# Data for analysis
□ □ □
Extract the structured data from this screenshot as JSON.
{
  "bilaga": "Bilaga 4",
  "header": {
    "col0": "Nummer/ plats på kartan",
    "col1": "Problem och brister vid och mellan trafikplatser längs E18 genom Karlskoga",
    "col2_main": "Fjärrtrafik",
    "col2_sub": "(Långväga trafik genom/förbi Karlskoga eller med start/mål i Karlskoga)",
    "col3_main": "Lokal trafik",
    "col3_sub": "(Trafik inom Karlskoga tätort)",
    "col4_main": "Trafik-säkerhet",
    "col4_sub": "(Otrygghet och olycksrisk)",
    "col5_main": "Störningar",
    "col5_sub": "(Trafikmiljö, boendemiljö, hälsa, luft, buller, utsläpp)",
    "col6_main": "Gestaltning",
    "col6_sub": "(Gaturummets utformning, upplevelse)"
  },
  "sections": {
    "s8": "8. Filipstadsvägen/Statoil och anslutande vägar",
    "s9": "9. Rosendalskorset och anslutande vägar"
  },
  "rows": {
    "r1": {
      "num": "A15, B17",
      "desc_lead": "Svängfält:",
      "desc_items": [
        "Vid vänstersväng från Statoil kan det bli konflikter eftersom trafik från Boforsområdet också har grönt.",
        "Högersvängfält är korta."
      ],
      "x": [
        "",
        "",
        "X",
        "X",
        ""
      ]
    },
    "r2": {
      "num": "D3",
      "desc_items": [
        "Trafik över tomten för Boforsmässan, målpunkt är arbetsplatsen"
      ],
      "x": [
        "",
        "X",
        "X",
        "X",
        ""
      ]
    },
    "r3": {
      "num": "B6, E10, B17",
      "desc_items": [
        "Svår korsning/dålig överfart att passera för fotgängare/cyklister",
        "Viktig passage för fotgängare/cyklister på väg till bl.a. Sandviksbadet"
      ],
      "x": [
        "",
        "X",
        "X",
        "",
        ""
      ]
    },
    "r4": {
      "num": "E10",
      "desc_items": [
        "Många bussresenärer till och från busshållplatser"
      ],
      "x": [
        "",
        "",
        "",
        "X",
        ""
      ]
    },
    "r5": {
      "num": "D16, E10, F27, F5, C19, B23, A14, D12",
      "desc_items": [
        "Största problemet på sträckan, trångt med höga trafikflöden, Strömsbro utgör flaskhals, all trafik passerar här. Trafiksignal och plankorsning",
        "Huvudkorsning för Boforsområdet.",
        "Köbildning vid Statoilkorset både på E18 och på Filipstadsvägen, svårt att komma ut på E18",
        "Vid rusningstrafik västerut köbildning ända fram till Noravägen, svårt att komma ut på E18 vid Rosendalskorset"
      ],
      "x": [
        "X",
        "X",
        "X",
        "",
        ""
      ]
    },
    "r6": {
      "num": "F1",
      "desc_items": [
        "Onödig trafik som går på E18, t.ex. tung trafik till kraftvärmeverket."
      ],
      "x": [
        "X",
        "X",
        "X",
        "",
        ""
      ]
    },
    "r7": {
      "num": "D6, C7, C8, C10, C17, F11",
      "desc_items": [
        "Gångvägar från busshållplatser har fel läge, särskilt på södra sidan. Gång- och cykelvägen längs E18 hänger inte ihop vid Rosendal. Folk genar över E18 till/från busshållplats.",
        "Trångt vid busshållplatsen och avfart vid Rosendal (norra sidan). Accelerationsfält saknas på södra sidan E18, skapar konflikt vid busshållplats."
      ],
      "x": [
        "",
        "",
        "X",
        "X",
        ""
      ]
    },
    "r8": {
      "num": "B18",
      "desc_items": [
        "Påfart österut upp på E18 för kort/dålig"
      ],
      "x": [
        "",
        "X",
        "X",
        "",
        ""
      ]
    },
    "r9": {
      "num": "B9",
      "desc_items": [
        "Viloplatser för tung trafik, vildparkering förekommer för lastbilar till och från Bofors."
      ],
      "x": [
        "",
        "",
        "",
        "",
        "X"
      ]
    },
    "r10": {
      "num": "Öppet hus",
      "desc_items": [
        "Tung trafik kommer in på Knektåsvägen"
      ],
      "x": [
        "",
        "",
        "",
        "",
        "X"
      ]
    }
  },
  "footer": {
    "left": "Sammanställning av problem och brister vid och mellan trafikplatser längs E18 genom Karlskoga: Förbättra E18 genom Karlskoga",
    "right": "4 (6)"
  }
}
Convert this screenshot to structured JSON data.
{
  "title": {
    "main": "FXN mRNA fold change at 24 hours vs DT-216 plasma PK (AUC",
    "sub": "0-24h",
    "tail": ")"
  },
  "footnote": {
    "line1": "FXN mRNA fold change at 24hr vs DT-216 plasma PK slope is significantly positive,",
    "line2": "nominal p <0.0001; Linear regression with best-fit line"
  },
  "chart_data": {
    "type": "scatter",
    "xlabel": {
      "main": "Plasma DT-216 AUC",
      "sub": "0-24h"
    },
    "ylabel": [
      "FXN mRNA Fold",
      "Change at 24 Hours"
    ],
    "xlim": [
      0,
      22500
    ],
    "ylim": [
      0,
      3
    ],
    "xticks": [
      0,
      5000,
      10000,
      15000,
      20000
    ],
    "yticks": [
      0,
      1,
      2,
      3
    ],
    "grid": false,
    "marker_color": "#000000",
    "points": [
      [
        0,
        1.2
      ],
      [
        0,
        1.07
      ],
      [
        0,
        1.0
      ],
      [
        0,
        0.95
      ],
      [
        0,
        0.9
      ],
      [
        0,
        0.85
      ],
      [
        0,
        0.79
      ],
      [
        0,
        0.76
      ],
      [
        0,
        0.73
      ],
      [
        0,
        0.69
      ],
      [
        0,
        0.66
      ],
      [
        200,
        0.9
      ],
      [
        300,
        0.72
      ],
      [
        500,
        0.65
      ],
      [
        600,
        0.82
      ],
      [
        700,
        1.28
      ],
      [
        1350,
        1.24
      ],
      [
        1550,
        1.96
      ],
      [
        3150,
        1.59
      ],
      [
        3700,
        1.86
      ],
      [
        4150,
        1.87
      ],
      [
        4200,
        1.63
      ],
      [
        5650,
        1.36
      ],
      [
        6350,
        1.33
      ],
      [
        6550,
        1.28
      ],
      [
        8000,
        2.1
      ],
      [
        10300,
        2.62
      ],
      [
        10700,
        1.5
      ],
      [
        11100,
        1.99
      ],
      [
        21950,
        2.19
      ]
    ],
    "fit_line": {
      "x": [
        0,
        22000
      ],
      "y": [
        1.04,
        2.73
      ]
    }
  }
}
□ □ □
Repeat the full set of records above character for character.

Extract the structured data from this screenshot as JSON.
{
  "bilaga": "Bilaga 4",
  "header": {
    "col0": "Nummer/ plats på kartan",
    "col1": "Problem och brister vid och mellan trafikplatser längs E18 genom Karlskoga",
    "col2_main": "Fjärrtrafik",
    "col2_sub": "(Långväga trafik genom/förbi Karlskoga eller med start/mål i Karlskoga)",
    "col3_main": "Lokal trafik",
    "col3_sub": "(Trafik inom Karlskoga tätort)",
    "col4_main": "Trafik-säkerhet",
    "col4_sub": "(Otrygghet och olycksrisk)",
    "col5_main": "Störningar",
    "col5_sub": "(Trafikmiljö, boendemiljö, hälsa, luft, buller, utsläpp)",
    "col6_main": "Gestaltning",
    "col6_sub": "(Gaturummets utformning, upplevelse)"
  },
  "sections": {
    "s8": "8. Filipstadsvägen/Statoil och anslutande vägar",
    "s9": "9. Rosendalskorset och anslutande vägar"
  },
  "rows": {
    "r1": {
      "num": "A15, B17",
      "desc_lead": "Svängfält:",
      "desc_items": [
        "Vid vänstersväng från Statoil kan det bli konflikter eftersom trafik från Boforsområdet också har grönt.",
        "Högersvängfält är korta."
      ],
      "x": [
        "",
        "",
        "X",
        "X",
        ""
      ]
    },
    "r2": {
      "num": "D3",
      "desc_items": [
        "Trafik över tomten för Boforsmässan, målpunkt är arbetsplatsen"
      ],
      "x": [
        "",
        "X",
        "X",
        "X",
        ""
      ]
    },
    "r3": {
      "num": "B6, E10, B17",
      "desc_items": [
        "Svår korsning/dålig överfart att passera för fotgängare/cyklister",
        "Viktig passage för fotgängare/cyklister på väg till bl.a. Sandviksbadet"
      ],
      "x": [
        "",
        "X",
        "X",
        "",
        ""
      ]
    },
    "r4": {
      "num": "E10",
      "desc_items": [
        "Många bussresenärer till och från busshållplatser"
      ],
      "x": [
        "",
        "",
        "",
        "X",
        ""
      ]
    },
    "r5": {
      "num": "D16, E10, F27, F5, C19, B23, A14, D12",
      "desc_items": [
        "Största problemet på sträckan, trångt med höga trafikflöden, Strömsbro utgör flaskhals, all trafik passerar här. Trafiksignal och plankorsning",
        "Huvudkorsning för Boforsområdet.",
        "Köbildning vid Statoilkorset både på E18 och på Filipstadsvägen, svårt att komma ut på E18",
        "Vid rusningstrafik västerut köbildning ända fram till Noravägen, svårt att komma ut på E18 vid Rosendalskorset"
      ],
      "x": [
        "X",
        "X",
        "X",
        "",
        ""
      ]
    },
    "r6": {
      "num": "F1",
      "desc_items": [
        "Onödig trafik som går på E18, t.ex. tung trafik till kraftvärmeverket."
      ],
      "x": [
        "X",
        "X",
        "X",
        "",
        ""
      ]
    },
    "r7": {
      "num": "D6, C7, C8, C10, C17, F11",
      "desc_items": [
        "Gångvägar från busshållplatser har fel läge, särskilt på södra sidan. Gång- och cykelvägen längs E18 hänger inte ihop vid Rosendal. Folk genar över E18 till/från busshållplats.",
        "Trångt vid busshållplatsen och avfart vid Rosendal (norra sidan). Accelerationsfält saknas på södra sidan E18, skapar konflikt vid busshållplats."
      ],
      "x": [
        "",
        "",
        "X",
        "X",
        ""
      ]
    },
    "r8": {
      "num": "B18",
      "desc_items": [
        "Påfart österut upp på E18 för kort/dålig"
      ],
      "x": [
        "",
        "X",
        "X",
        "",
        ""
      ]
    },
    "r9": {
      "num": "B9",
      "desc_items": [
        "Viloplatser för tung trafik, vildparkering förekommer för lastbilar till och från Bofors."
      ],
      "x": [
        "",
        "",
        "",
        "",
        "X"
      ]
    },
    "r10": {
      "num": "Öppet hus",
      "desc_items": [
        "Tung trafik kommer in på Knektåsvägen"
      ],
      "x": [
        "",
        "",
        "",
        "",
        "X"
      ]
    }
  },
  "footer": {
    "left": "Sammanställning av problem och brister vid och mellan trafikplatser längs E18 genom Karlskoga: Förbättra E18 genom Karlskoga",
    "right": "4 (6)"
  }
}
Convert this screenshot to structured JSON data.
{
  "title": {
    "main": "FXN mRNA fold change at 24 hours vs DT-216 plasma PK (AUC",
    "sub": "0-24h",
    "tail": ")"
  },
  "footnote": {
    "line1": "FXN mRNA fold change at 24hr vs DT-216 plasma PK slope is significantly positive,",
    "line2": "nominal p <0.0001; Linear regression with best-fit line"
  },
  "chart_data": {
    "type": "scatter",
    "xlabel": {
      "main": "Plasma DT-216 AUC",
      "sub": "0-24h"
    },
    "ylabel": [
      "FXN mRNA Fold",
      "Change at 24 Hours"
    ],
    "xlim": [
      0,
      22500
    ],
    "ylim": [
      0,
      3
    ],
    "xticks": [
      0,
      5000,
      10000,
      15000,
      20000
    ],
    "yticks": [
      0,
      1,
      2,
      3
    ],
    "grid": false,
    "marker_color": "#000000",
    "points": [
      [
        0,
        1.2
      ],
      [
        0,
        1.07
      ],
      [
        0,
        1.0
      ],
      [
        0,
        0.95
      ],
      [
        0,
        0.9
      ],
      [
        0,
        0.85
      ],
      [
        0,
        0.79
      ],
      [
        0,
        0.76
      ],
      [
        0,
        0.73
      ],
      [
        0,
        0.69
      ],
      [
        0,
        0.66
      ],
      [
        200,
        0.9
      ],
      [
        300,
        0.72
      ],
      [
        500,
        0.65
      ],
      [
        600,
        0.82
      ],
      [
        700,
        1.28
      ],
      [
        1350,
        1.24
      ],
      [
        1550,
        1.96
      ],
      [
        3150,
        1.59
      ],
      [
        3700,
        1.86
      ],
      [
        4150,
        1.87
      ],
      [
        4200,
        1.63
      ],
      [
        5650,
        1.36
      ],
      [
        6350,
        1.33
      ],
      [
        6550,
        1.28
      ],
      [
        8000,
        2.1
      ],
      [
        10300,
        2.62
      ],
      [
        10700,
        1.5
      ],
      [
        11100,
        1.99
      ],
      [
        21950,
        2.19
      ]
    ],
    "fit_line": {
      "x": [
        0,
        22000
      ],
      "y": [
        1.04,
        2.73
      ]
    }
  }
}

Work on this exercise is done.